> **Rows**:
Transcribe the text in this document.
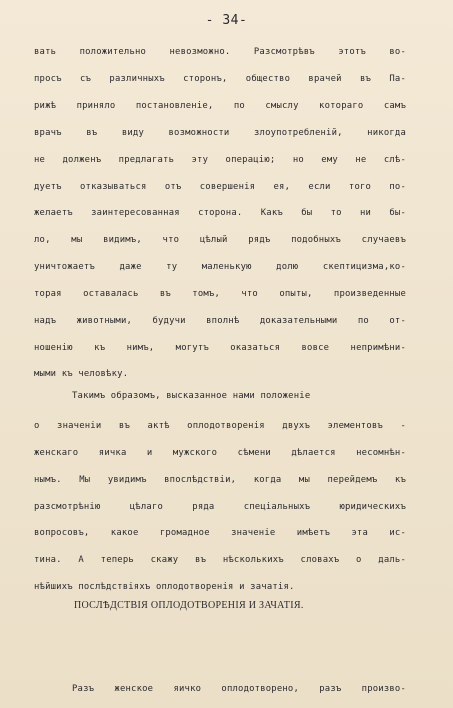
- 34-
вать положительно невозможно. Разсмотрѣвъ этотъ во-
просъ съ различныхъ сторонъ, общество врачей въ Па-
рижѣ приняло постановленіе, по смыслу котораго самъ
врачъ въ виду возможности злоупотребленій, никогда
не долженъ предлагать эту операцію; но ему не слѣ-
дуетъ отказываться отъ совершенія ея, если того по-
желаетъ заинтересованная сторона. Какъ бы то ни бы-
ло, мы видимъ, что цѣлый рядъ подобныхъ случаевъ
уничтожаетъ даже ту маленькую долю скептицизма,ко-
торая оставалась въ томъ, что опыты, произведенные
надъ животными, будучи вполнѣ доказательными по от-
ношенію къ нимъ, могутъ оказаться вовсе непримѣни-
мыми къ человѣку.
Такимъ образомъ, высказанное нами положеніе
о значеніи въ актѣ оплодотворенія двухъ элементовъ -
женскаго яичка и мужского сѣмени дѣлается несомнѣн-
нымъ. Мы увидимъ впослѣдствіи, когда мы перейдемъ къ
разсмотрѣнію цѣлаго ряда спеціальныхъ юридическихъ
вопросовъ, какое громадное значеніе имѣетъ эта ис-
тина. А теперь скажу въ нѣсколькихъ словахъ о даль-
нѣйшихъ послѣдствіяхъ оплодотворенія и зачатія.
Разъ женское яичко оплодотворено, разъ произво-
ПОСЛѢДСТВІЯ ОПЛОДОТВОРЕНІЯ И ЗАЧАТІЯ.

> **Your objective**:
Write out the records above exactly as they stand, leaving out every picture.

> **Response to this task**:
Transcribe the text in this document.
- 34-
вать положительно невозможно. Разсмотрѣвъ этотъ во-
просъ съ различныхъ сторонъ, общество врачей въ Па-
рижѣ приняло постановленіе, по смыслу котораго самъ
врачъ въ виду возможности злоупотребленій, никогда
не долженъ предлагать эту операцію; но ему не слѣ-
дуетъ отказываться отъ совершенія ея, если того по-
желаетъ заинтересованная сторона. Какъ бы то ни бы-
ло, мы видимъ, что цѣлый рядъ подобныхъ случаевъ
уничтожаетъ даже ту маленькую долю скептицизма,ко-
торая оставалась въ томъ, что опыты, произведенные
надъ животными, будучи вполнѣ доказательными по от-
ношенію къ нимъ, могутъ оказаться вовсе непримѣни-
мыми къ человѣку.
Такимъ образомъ, высказанное нами положеніе
о значеніи въ актѣ оплодотворенія двухъ элементовъ -
женскаго яичка и мужского сѣмени дѣлается несомнѣн-
нымъ. Мы увидимъ впослѣдствіи, когда мы перейдемъ къ
разсмотрѣнію цѣлаго ряда спеціальныхъ юридическихъ
вопросовъ, какое громадное значеніе имѣетъ эта ис-
тина. А теперь скажу въ нѣсколькихъ словахъ о даль-
нѣйшихъ послѣдствіяхъ оплодотворенія и зачатія.
Разъ женское яичко оплодотворено, разъ произво-
ПОСЛѢДСТВІЯ ОПЛОДОТВОРЕНІЯ И ЗАЧАТІЯ.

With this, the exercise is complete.